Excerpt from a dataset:
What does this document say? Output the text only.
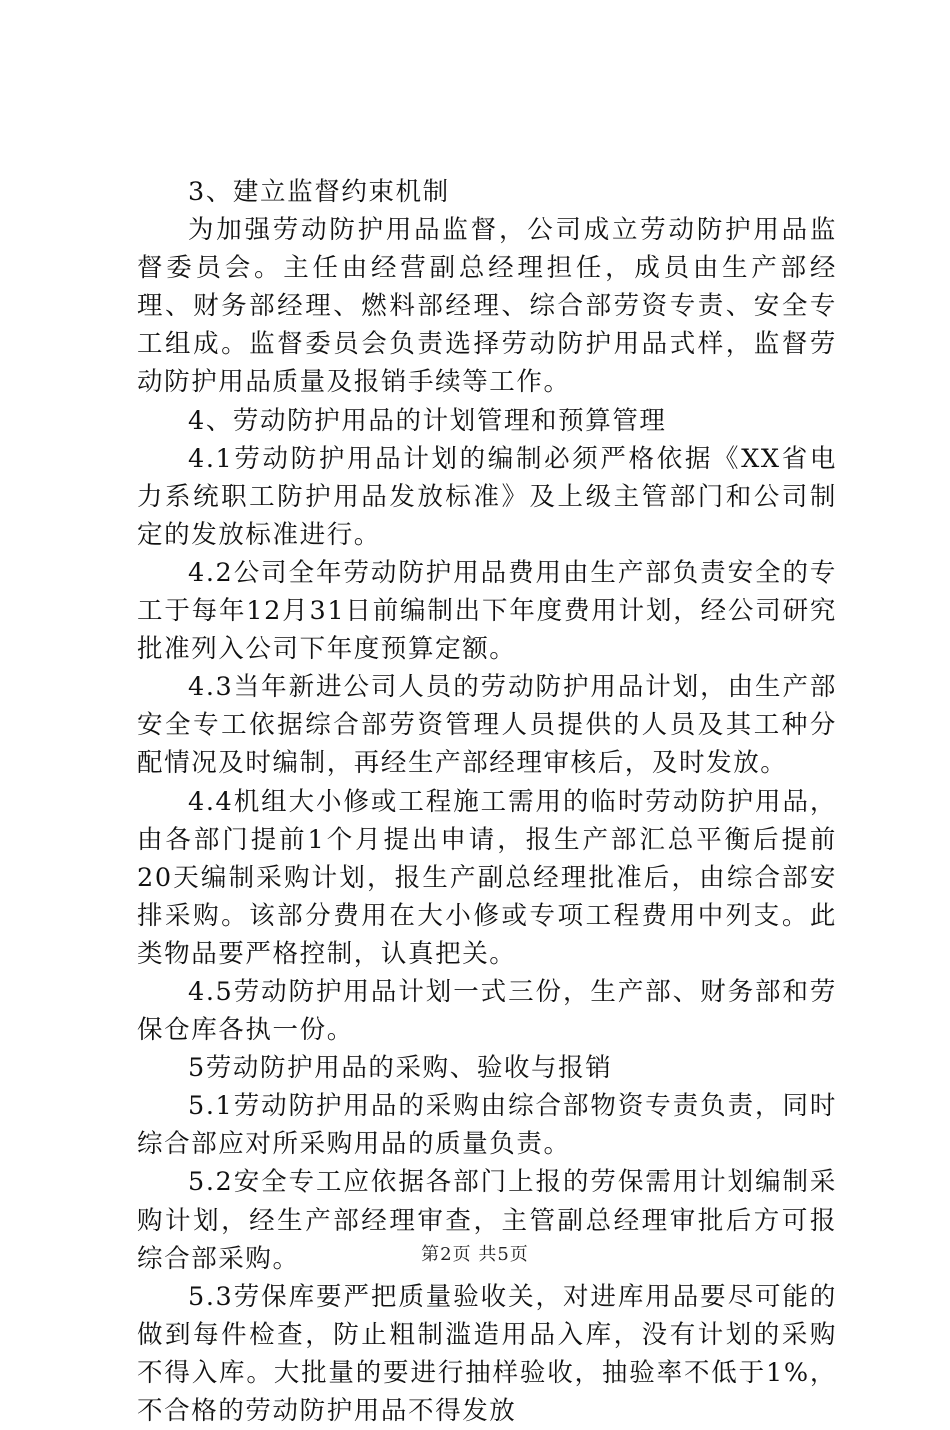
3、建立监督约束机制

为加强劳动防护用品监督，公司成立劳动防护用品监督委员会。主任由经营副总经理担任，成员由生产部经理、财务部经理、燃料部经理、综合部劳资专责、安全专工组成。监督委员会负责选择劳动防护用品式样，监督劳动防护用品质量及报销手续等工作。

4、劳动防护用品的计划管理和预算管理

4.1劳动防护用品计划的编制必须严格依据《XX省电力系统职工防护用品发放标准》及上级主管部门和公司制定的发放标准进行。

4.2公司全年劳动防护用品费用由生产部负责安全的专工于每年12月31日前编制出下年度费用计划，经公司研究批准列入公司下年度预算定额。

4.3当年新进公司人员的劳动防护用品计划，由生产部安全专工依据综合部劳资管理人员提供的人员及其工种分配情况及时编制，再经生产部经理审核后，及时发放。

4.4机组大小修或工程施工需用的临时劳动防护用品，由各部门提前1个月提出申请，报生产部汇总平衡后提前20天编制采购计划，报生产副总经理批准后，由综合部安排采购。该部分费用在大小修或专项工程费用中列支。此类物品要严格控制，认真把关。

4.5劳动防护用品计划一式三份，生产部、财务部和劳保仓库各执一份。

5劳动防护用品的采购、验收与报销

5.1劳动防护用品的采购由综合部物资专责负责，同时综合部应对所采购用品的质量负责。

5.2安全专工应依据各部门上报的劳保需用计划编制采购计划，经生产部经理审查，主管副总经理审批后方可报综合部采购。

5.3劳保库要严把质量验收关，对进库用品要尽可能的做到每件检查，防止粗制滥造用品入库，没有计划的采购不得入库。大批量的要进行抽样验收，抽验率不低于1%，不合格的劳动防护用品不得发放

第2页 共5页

Requirements =>
Reproduce the material in full, word for word, and omit the pictures.

Result =>
What does this document say? Output the text only.
3、建立监督约束机制

为加强劳动防护用品监督，公司成立劳动防护用品监督委员会。主任由经营副总经理担任，成员由生产部经理、财务部经理、燃料部经理、综合部劳资专责、安全专工组成。监督委员会负责选择劳动防护用品式样，监督劳动防护用品质量及报销手续等工作。

4、劳动防护用品的计划管理和预算管理

4.1劳动防护用品计划的编制必须严格依据《XX省电力系统职工防护用品发放标准》及上级主管部门和公司制定的发放标准进行。

4.2公司全年劳动防护用品费用由生产部负责安全的专工于每年12月31日前编制出下年度费用计划，经公司研究批准列入公司下年度预算定额。

4.3当年新进公司人员的劳动防护用品计划，由生产部安全专工依据综合部劳资管理人员提供的人员及其工种分配情况及时编制，再经生产部经理审核后，及时发放。

4.4机组大小修或工程施工需用的临时劳动防护用品，由各部门提前1个月提出申请，报生产部汇总平衡后提前20天编制采购计划，报生产副总经理批准后，由综合部安排采购。该部分费用在大小修或专项工程费用中列支。此类物品要严格控制，认真把关。

4.5劳动防护用品计划一式三份，生产部、财务部和劳保仓库各执一份。

5劳动防护用品的采购、验收与报销

5.1劳动防护用品的采购由综合部物资专责负责，同时综合部应对所采购用品的质量负责。

5.2安全专工应依据各部门上报的劳保需用计划编制采购计划，经生产部经理审查，主管副总经理审批后方可报综合部采购。

5.3劳保库要严把质量验收关，对进库用品要尽可能的做到每件检查，防止粗制滥造用品入库，没有计划的采购不得入库。大批量的要进行抽样验收，抽验率不低于1%，不合格的劳动防护用品不得发放

第2页 共5页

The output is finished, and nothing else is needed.